> TEXTE FOURNI:
# # # # # # #
LA MAIN DE
DIEU
La Main de Dieu a paru à
Aix-en-Provence au début de
l'été 1943, mais le rationnement du
papier n'a pas permis aux éditeurs de nous
fournir les exemplaires commandés à
votre intention. L'auteur nous a donné alors
toute liberté pour la réimpression de
ces prédications, et nous sommes heureux de
pouvoir, au nom de l'Eglise, vous faire parvenir
cette bouffée d'air de France et vous
permettre d'entrer en communion plus,
étroite par la pensée et la
prière, avec les membres de vos familles
qui, au pays, trouvent dans la lecture de ces
prédications fortes et viriles, un
réconfort et un encouragement dans les
difficultés de l'heure.
Nous profitons de l'occasion pour
vous renouveler l'assurance de notre fraternelle
affection et l'offre de vous envoyer toutes les
Bibles, Nouveaux Testaments et livres religieux
dont vous pourriez avoir besoin pendant ce temps de
solitude physique et morale. C'est là notre
seule raison d'être : au nom des
Églises, apporter à chacun, dans la
mesure du possible, aide et
réconfort.
La Commission oecuménique
pour l'Aide spirituelle aux Prisonniers de
Guerre.
Genève, 41, avenue de
Champel.
Olivier Béguin,
secrétaire.
PRÉFACE
Voici, en pleine tourmente, un livre de
Sermons. Des auditeurs, et parmi eux, des jeunes,
ont désiré cette publication. C'est
bon signe. On comble leur souhait.
Des auditeurs ? En quelque
sorte, des collaborateurs. Le
« sermon », d'après
l'étymologie, est un ensemble de paroles
« qui s'enchaînent »,
d'où le sens ancien de
« conversation », disent les
philologues. Et n'est-ce pas, en effet, une
manière d'entretien entre le
prédicateur et les fidèles, entretien
où un seul parle à haute voix, tandis
que les autres répondent, par la parole
intérieure, dans le silence de leur
coeur ? Il reste, toutefois, que c'est une
composition « oratoire »,
même si l'on entend ce mot dans son sens le
meilleur, celui qu'indiquait Pascal lorsqu'il
disait : « La vraie éloquence
se moque de
l'éloquence. »
# # # # # # #
[Données de position des éléments]
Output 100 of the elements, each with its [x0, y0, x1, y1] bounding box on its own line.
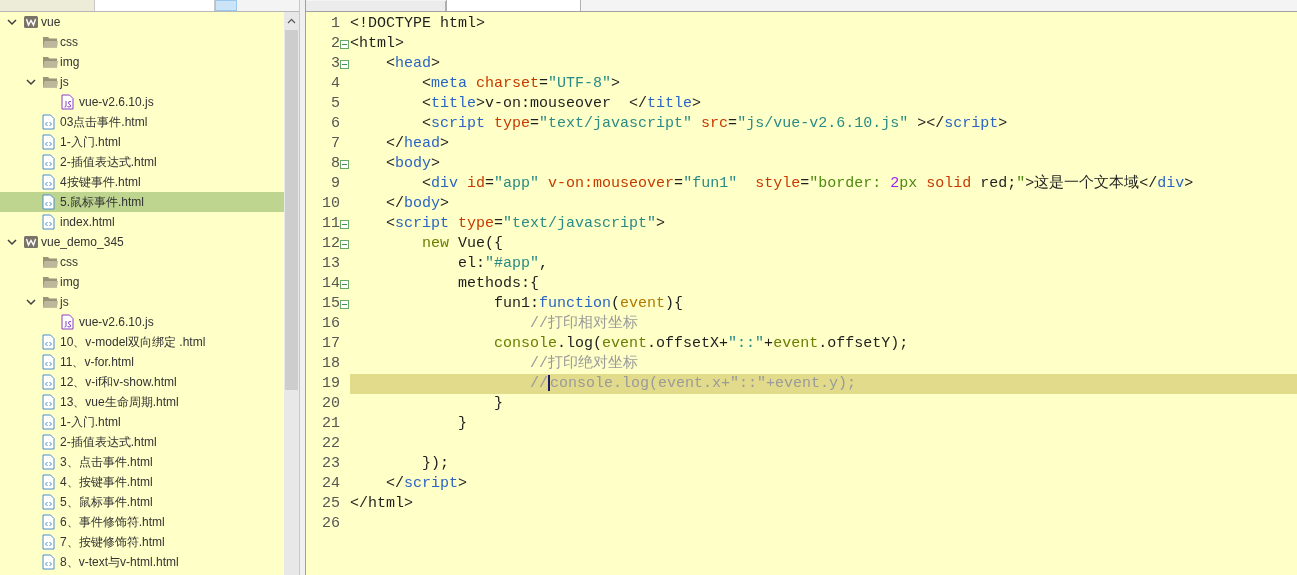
line-number: 18 [321, 353, 340, 374]
html-file-icon [42, 114, 55, 130]
line-number: 3 [330, 53, 340, 74]
code-line: </script> [385, 473, 468, 494]
tree-item[interactable]: 8、v-text与v-html.html [0, 552, 284, 572]
tree-item[interactable]: 1-入门.html [0, 412, 284, 432]
item-label: 3、点击事件.html [60, 454, 153, 471]
scrollbar[interactable] [284, 12, 299, 575]
tree-item[interactable]: 12、v-if和v-show.html [0, 372, 284, 392]
html-file-icon [42, 454, 55, 470]
folder-icon [42, 255, 59, 269]
tree-item[interactable]: 4按键事件.html [0, 172, 284, 192]
line-number: 26 [321, 513, 340, 534]
item-label: css [60, 254, 78, 271]
html-file-icon [42, 434, 55, 450]
fold-icon[interactable] [340, 239, 349, 249]
code-line: //console.log(event.x+"::"+event.y); [529, 373, 857, 394]
item-label: js [60, 74, 69, 91]
tree-item[interactable]: 6、事件修饰符.html [0, 512, 284, 532]
tree-item[interactable]: vue-v2.6.10.js [0, 312, 284, 332]
tree-item[interactable]: index.html [0, 212, 284, 232]
line-number: 17 [321, 333, 340, 354]
item-label: img [60, 54, 80, 71]
code-line: el:"#app", [457, 253, 549, 274]
item-label: 5、鼠标事件.html [60, 494, 153, 511]
tree-item[interactable]: 5、鼠标事件.html [0, 492, 284, 512]
fold-icon[interactable] [340, 159, 349, 169]
html-file-icon [42, 394, 55, 410]
tree-item[interactable]: vue_demo_345 [0, 232, 284, 252]
tree-item[interactable]: js [0, 292, 284, 312]
code-line: <script type="text/javascript"> [385, 213, 666, 234]
tree-item[interactable]: css [0, 252, 284, 272]
fold-icon[interactable] [340, 299, 349, 309]
tree-item[interactable]: img [0, 272, 284, 292]
html-file-icon [42, 534, 55, 550]
html-file-icon [42, 174, 55, 190]
code-line: } [493, 393, 504, 414]
item-label: js [60, 294, 69, 311]
code-line: new Vue({ [421, 233, 504, 254]
chevron-down-icon[interactable] [6, 16, 18, 28]
tree-item[interactable]: css [0, 32, 284, 52]
tree-item[interactable]: 2-插值表达式.html [0, 152, 284, 172]
item-label: css [60, 34, 78, 51]
item-label: 4、按键事件.html [60, 474, 153, 491]
code-line: <body> [385, 153, 441, 174]
js-file-icon [61, 94, 74, 110]
item-label: 2-插值表达式.html [60, 154, 157, 171]
web-project-icon [23, 14, 39, 30]
tree-item[interactable]: 2-插值表达式.html [0, 432, 284, 452]
line-number: 25 [321, 493, 340, 514]
fold-icon[interactable] [340, 39, 349, 49]
line-number: 22 [321, 433, 340, 454]
line-number: 21 [321, 413, 340, 434]
tree-item[interactable]: img [0, 52, 284, 72]
fold-icon[interactable] [340, 279, 349, 289]
web-project-icon [23, 234, 39, 250]
tree-item[interactable]: 1-入门.html [0, 132, 284, 152]
tree-item[interactable]: 13、vue生命周期.html [0, 392, 284, 412]
tree-item[interactable]: 10、v-model双向绑定 .html [0, 332, 284, 352]
item-label: 03点击事件.html [60, 114, 148, 131]
tree-item[interactable]: vue [0, 12, 284, 32]
tree-item[interactable]: 7、按键修饰符.html [0, 532, 284, 552]
tree-item[interactable]: js [0, 72, 284, 92]
line-number: 9 [330, 173, 340, 194]
chevron-down-icon[interactable] [25, 296, 37, 308]
html-file-icon [42, 154, 55, 170]
line-number: 7 [330, 133, 340, 154]
html-file-icon [42, 554, 55, 570]
tree-item[interactable]: 4、按键事件.html [0, 472, 284, 492]
folder-icon [42, 275, 59, 289]
line-number: 16 [321, 313, 340, 334]
code-line: console.log(event.offsetX+"::"+event.offsetY); [493, 333, 909, 354]
tree-item[interactable]: 03点击事件.html [0, 112, 284, 132]
scrollbar-thumb[interactable] [285, 30, 298, 390]
html-file-icon [42, 514, 55, 530]
fold-icon[interactable] [340, 219, 349, 229]
filter-field[interactable] [95, 0, 215, 11]
chevron-down-icon[interactable] [6, 236, 18, 248]
line-number: 4 [330, 73, 340, 94]
code-line: <div id="app" v-on:mouseover="fun1" style="border: 2px solid red;">这是一个文本域</div> [421, 173, 1194, 194]
item-label: img [60, 274, 80, 291]
code-line: //打印绝对坐标 [529, 353, 639, 374]
item-label: 11、v-for.html [60, 354, 134, 371]
code-line: <title>v-on:mouseover </title> [421, 93, 702, 114]
chevron-down-icon[interactable] [25, 76, 37, 88]
folder-icon [42, 35, 59, 49]
tree-item[interactable]: vue-v2.6.10.js [0, 92, 284, 112]
html-file-icon [42, 414, 55, 430]
line-number: 12 [321, 233, 340, 254]
tree-item[interactable]: 5.鼠标事件.html [0, 192, 284, 212]
item-label: index.html [60, 214, 115, 231]
item-label: vue_demo_345 [41, 234, 124, 251]
item-label: 1-入门.html [60, 134, 121, 151]
tree-item[interactable]: 3、点击事件.html [0, 452, 284, 472]
item-label: 5.鼠标事件.html [60, 194, 144, 211]
folder-icon [42, 55, 59, 69]
fold-icon[interactable] [340, 59, 349, 69]
code-line: </head> [385, 133, 450, 154]
tree-item[interactable]: 11、v-for.html [0, 352, 284, 372]
line-number: 15 [321, 293, 340, 314]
# # # # # # #
> CONSIGNE 1: D'après le texte fourni, où et à quel moment La Main de Dieu a-t-il paru ?
> CONSIGNE 2: Reproduisez tel quel, dans les données fournies, le passage qui commence à la ligne contenant « line-number: 18 [321, 353, 340, 374] » et se poursuit jusqu'à la ligne contenant « fold-icon[interactable] [340, 239, 349, 249] », ces deux lignes comprises.

> RÉPONSE ATTENDUE 1: À Aix-en-Provence, au début de l'été 1943.

> RÉPONSE ATTENDUE 2:
line-number: 18 [321, 353, 340, 374]
html-file-icon [42, 114, 55, 130]
line-number: 3 [330, 53, 340, 74]
code-line: </script> [385, 473, 468, 494]
tree-item[interactable]: 8、v-text与v-html.html [0, 552, 284, 572]
tree-item[interactable]: 1-入门.html [0, 412, 284, 432]
item-label: 3、点击事件.html [60, 454, 153, 471]
scrollbar[interactable] [284, 12, 299, 575]
tree-item[interactable]: 12、v-if和v-show.html [0, 372, 284, 392]
html-file-icon [42, 454, 55, 470]
folder-icon [42, 255, 59, 269]
tree-item[interactable]: 4按键事件.html [0, 172, 284, 192]
line-number: 26 [321, 513, 340, 534]
item-label: css [60, 254, 78, 271]
html-file-icon [42, 434, 55, 450]
fold-icon[interactable] [340, 239, 349, 249]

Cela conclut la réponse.